[Start Input data]
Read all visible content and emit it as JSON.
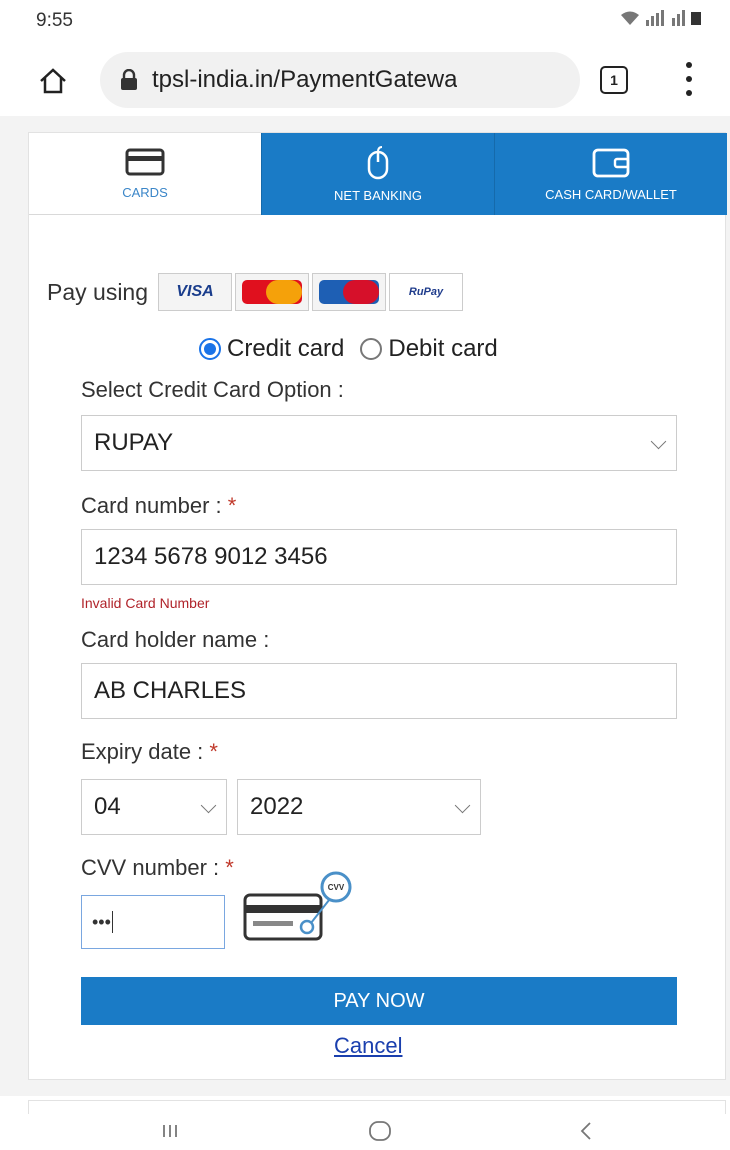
{
  "status": {
    "time": "9:55"
  },
  "browser": {
    "url": "tpsl-india.in/PaymentGatewa",
    "tab_count": "1"
  },
  "tabs": [
    {
      "label": "CARDS",
      "icon": "card-icon",
      "active": true
    },
    {
      "label": "NET BANKING",
      "icon": "mouse-icon",
      "active": false
    },
    {
      "label": "CASH CARD/WALLET",
      "icon": "wallet-icon",
      "active": false
    }
  ],
  "pay_using": {
    "label": "Pay using",
    "logos": [
      {
        "text": "VISA"
      },
      {
        "text": "MasterCard"
      },
      {
        "text": "Maestro"
      },
      {
        "text": "RuPay"
      }
    ]
  },
  "card_type": {
    "credit": "Credit card",
    "debit": "Debit card",
    "selected": "credit"
  },
  "form": {
    "option_label": "Select Credit Card Option :",
    "option_value": "RUPAY",
    "card_number_label": "Card number :",
    "card_number_value": "1234 5678 9012 3456",
    "card_number_error": "Invalid Card Number",
    "holder_label": "Card holder name :",
    "holder_value": "AB CHARLES",
    "expiry_label": "Expiry date :",
    "expiry_month": "04",
    "expiry_year": "2022",
    "cvv_label": "CVV number :",
    "cvv_value": "•••",
    "cvv_hint": "CVV",
    "required_mark": "*"
  },
  "actions": {
    "pay": "PAY NOW",
    "cancel": "Cancel"
  },
  "colors": {
    "primary": "#1a7bc6",
    "error": "#b0232a",
    "link": "#1a3fae"
  }
}
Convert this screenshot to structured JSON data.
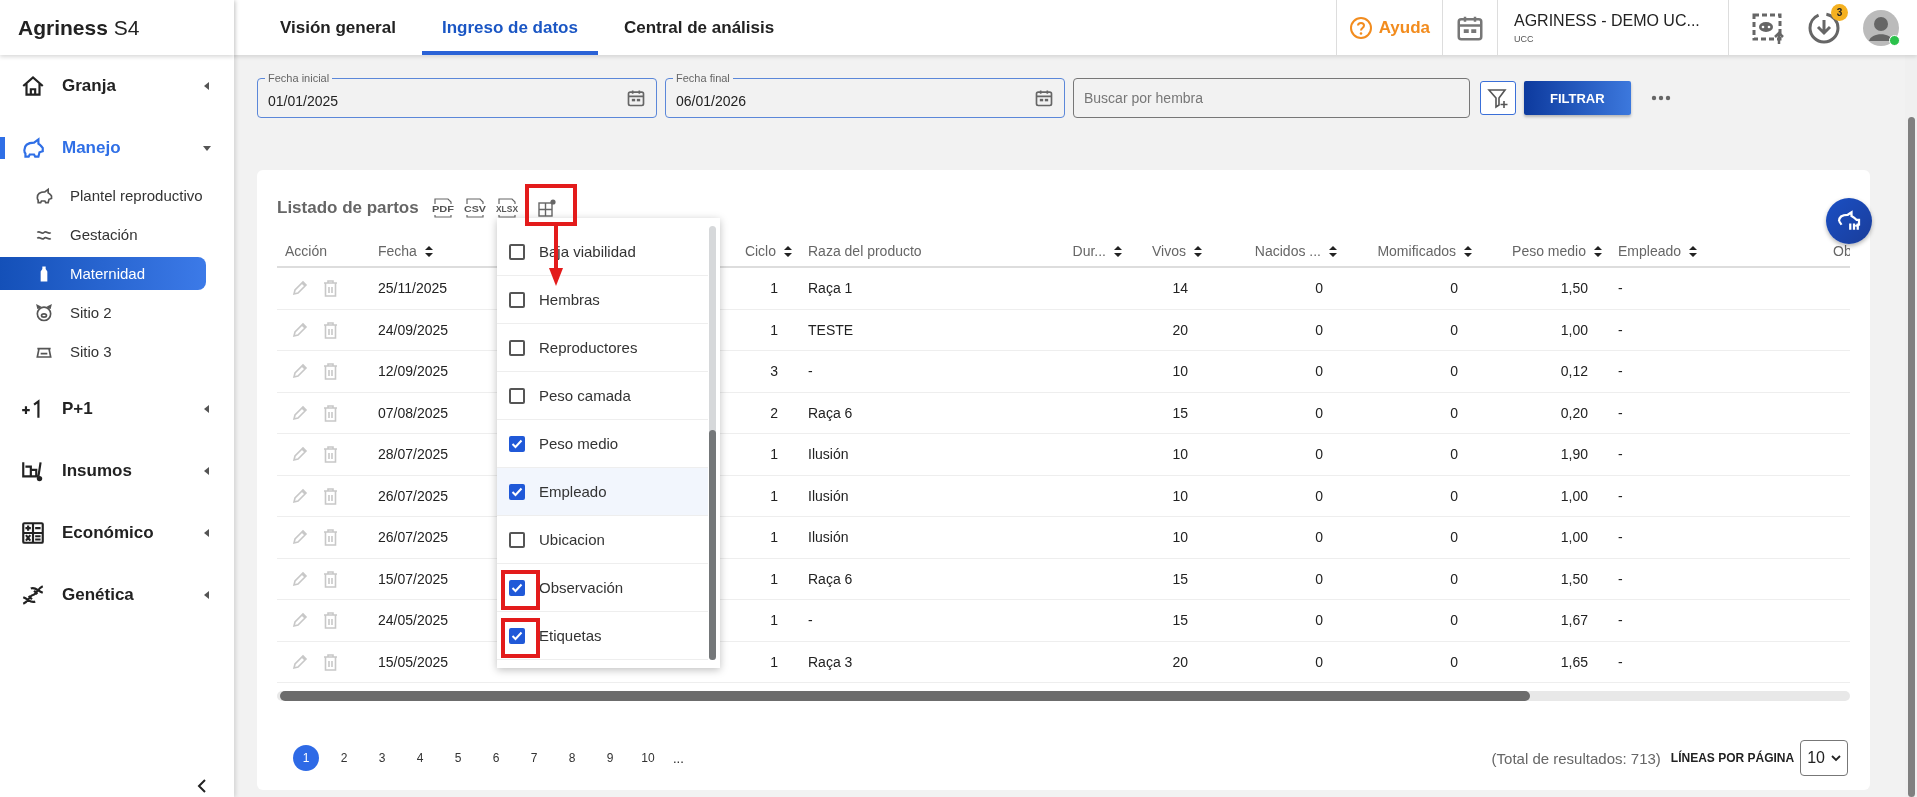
{
  "sidebar": {
    "logo": "**Agriness** S4",
    "items": [
      {
        "kind": "house",
        "label": "Granja",
        "selected": false,
        "expanded": false
      },
      {
        "kind": "pig",
        "label": "Manejo",
        "selected": true,
        "expanded": true,
        "children": [
          {
            "kind": "pig",
            "label": "Plantel reproductivo",
            "selected": false
          },
          {
            "kind": "wave",
            "label": "Gestación",
            "selected": false
          },
          {
            "kind": "bottle",
            "label": "Maternidad",
            "selected": true
          },
          {
            "kind": "pigface",
            "label": "Sitio 2",
            "selected": false
          },
          {
            "kind": "scale",
            "label": "Sitio 3",
            "selected": false
          }
        ]
      },
      {
        "kind": "plus",
        "label": "P+1",
        "selected": false,
        "expanded": false
      },
      {
        "kind": "cart",
        "label": "Insumos",
        "selected": false,
        "expanded": false
      },
      {
        "kind": "calc",
        "label": "Económico",
        "selected": false,
        "expanded": false
      },
      {
        "kind": "dna",
        "label": "Genética",
        "selected": false,
        "expanded": false
      }
    ]
  },
  "tabs": [
    {
      "label": "Visión general",
      "selected": false
    },
    {
      "label": "Ingreso de datos",
      "selected": true
    },
    {
      "label": "Central de análisis",
      "selected": false
    }
  ],
  "header": {
    "help": "Ayuda",
    "org_name": "AGRINESS - DEMO UC...",
    "org_code": "UCC",
    "downloads_badge": "3",
    "user_online": true
  },
  "filters": {
    "start_date": {
      "label": "Fecha inicial",
      "value": "01/01/2025"
    },
    "end_date": {
      "label": "Fecha final",
      "value": "06/01/2026"
    },
    "search": {
      "placeholder": "Buscar por hembra"
    },
    "filter_button": "FILTRAR"
  },
  "card": {
    "title": "Listado de partos",
    "exports": [
      "PDF",
      "CSV",
      "XLSX"
    ],
    "column_settings_highlighted": true
  },
  "columns": [
    {
      "label": "Acción",
      "kind": "action",
      "sortable": false
    },
    {
      "label": "Fecha",
      "kind": "text",
      "sortable": true
    },
    {
      "label": "Ciclo",
      "kind": "number",
      "sortable": true
    },
    {
      "label": "Raza del producto",
      "kind": "text",
      "sortable": false
    },
    {
      "label": "Dur...",
      "kind": "number",
      "sortable": true
    },
    {
      "label": "Vivos",
      "kind": "number",
      "sortable": true
    },
    {
      "label": "Nacidos ...",
      "kind": "number",
      "sortable": true
    },
    {
      "label": "Momificados",
      "kind": "number",
      "sortable": true
    },
    {
      "label": "Peso medio",
      "kind": "number",
      "sortable": true
    },
    {
      "label": "Empleado",
      "kind": "text",
      "sortable": true
    },
    {
      "label": "Ob",
      "kind": "text",
      "sortable": false
    }
  ],
  "rows": [
    [
      null,
      "25/11/2025",
      "1",
      "Raça 1",
      null,
      "14",
      "0",
      "0",
      "1,50",
      "-",
      null
    ],
    [
      null,
      "24/09/2025",
      "1",
      "TESTE",
      null,
      "20",
      "0",
      "0",
      "1,00",
      "-",
      null
    ],
    [
      null,
      "12/09/2025",
      "3",
      "-",
      null,
      "10",
      "0",
      "0",
      "0,12",
      "-",
      null
    ],
    [
      null,
      "07/08/2025",
      "2",
      "Raça 6",
      null,
      "15",
      "0",
      "0",
      "0,20",
      "-",
      null
    ],
    [
      null,
      "28/07/2025",
      "1",
      "Ilusión",
      null,
      "10",
      "0",
      "0",
      "1,90",
      "-",
      null
    ],
    [
      null,
      "26/07/2025",
      "1",
      "Ilusión",
      null,
      "10",
      "0",
      "0",
      "1,00",
      "-",
      null
    ],
    [
      null,
      "26/07/2025",
      "1",
      "Ilusión",
      null,
      "10",
      "0",
      "0",
      "1,00",
      "-",
      null
    ],
    [
      null,
      "15/07/2025",
      "1",
      "Raça 6",
      null,
      "15",
      "0",
      "0",
      "1,50",
      "-",
      null
    ],
    [
      null,
      "24/05/2025",
      "1",
      "-",
      null,
      "15",
      "0",
      "0",
      "1,67",
      "-",
      null
    ],
    [
      null,
      "15/05/2025",
      "1",
      "Raça 3",
      null,
      "20",
      "0",
      "0",
      "1,65",
      "-",
      null
    ]
  ],
  "column_menu": [
    {
      "label": "Baja viabilidad",
      "checked": false,
      "hovered": false,
      "highlighted": false
    },
    {
      "label": "Hembras",
      "checked": false,
      "hovered": false,
      "highlighted": false
    },
    {
      "label": "Reproductores",
      "checked": false,
      "hovered": false,
      "highlighted": false
    },
    {
      "label": "Peso camada",
      "checked": false,
      "hovered": false,
      "highlighted": false
    },
    {
      "label": "Peso medio",
      "checked": true,
      "hovered": false,
      "highlighted": false
    },
    {
      "label": "Empleado",
      "checked": true,
      "hovered": true,
      "highlighted": false
    },
    {
      "label": "Ubicacion",
      "checked": false,
      "hovered": false,
      "highlighted": false
    },
    {
      "label": "Observación",
      "checked": true,
      "hovered": false,
      "highlighted": true
    },
    {
      "label": "Etiquetas",
      "checked": true,
      "hovered": false,
      "highlighted": true
    }
  ],
  "pagination": {
    "pages": [
      {
        "label": "1",
        "selected": true
      },
      {
        "label": "2",
        "selected": false
      },
      {
        "label": "3",
        "selected": false
      },
      {
        "label": "4",
        "selected": false
      },
      {
        "label": "5",
        "selected": false
      },
      {
        "label": "6",
        "selected": false
      },
      {
        "label": "7",
        "selected": false
      },
      {
        "label": "8",
        "selected": false
      },
      {
        "label": "9",
        "selected": false
      },
      {
        "label": "10",
        "selected": false
      }
    ],
    "ellipsis": "...",
    "total": "(Total de resultados: 713)",
    "per_page_label": "LÍNEAS POR PÁGINA",
    "per_page": "10"
  }
}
[End Input data]
Task to carry out: Check each line of the records for the word "icon", and show the lines that contain it.

Exercise solution:
      "icon": "card-icon",
      "icon": "mouse-icon",
      "icon": "wallet-icon",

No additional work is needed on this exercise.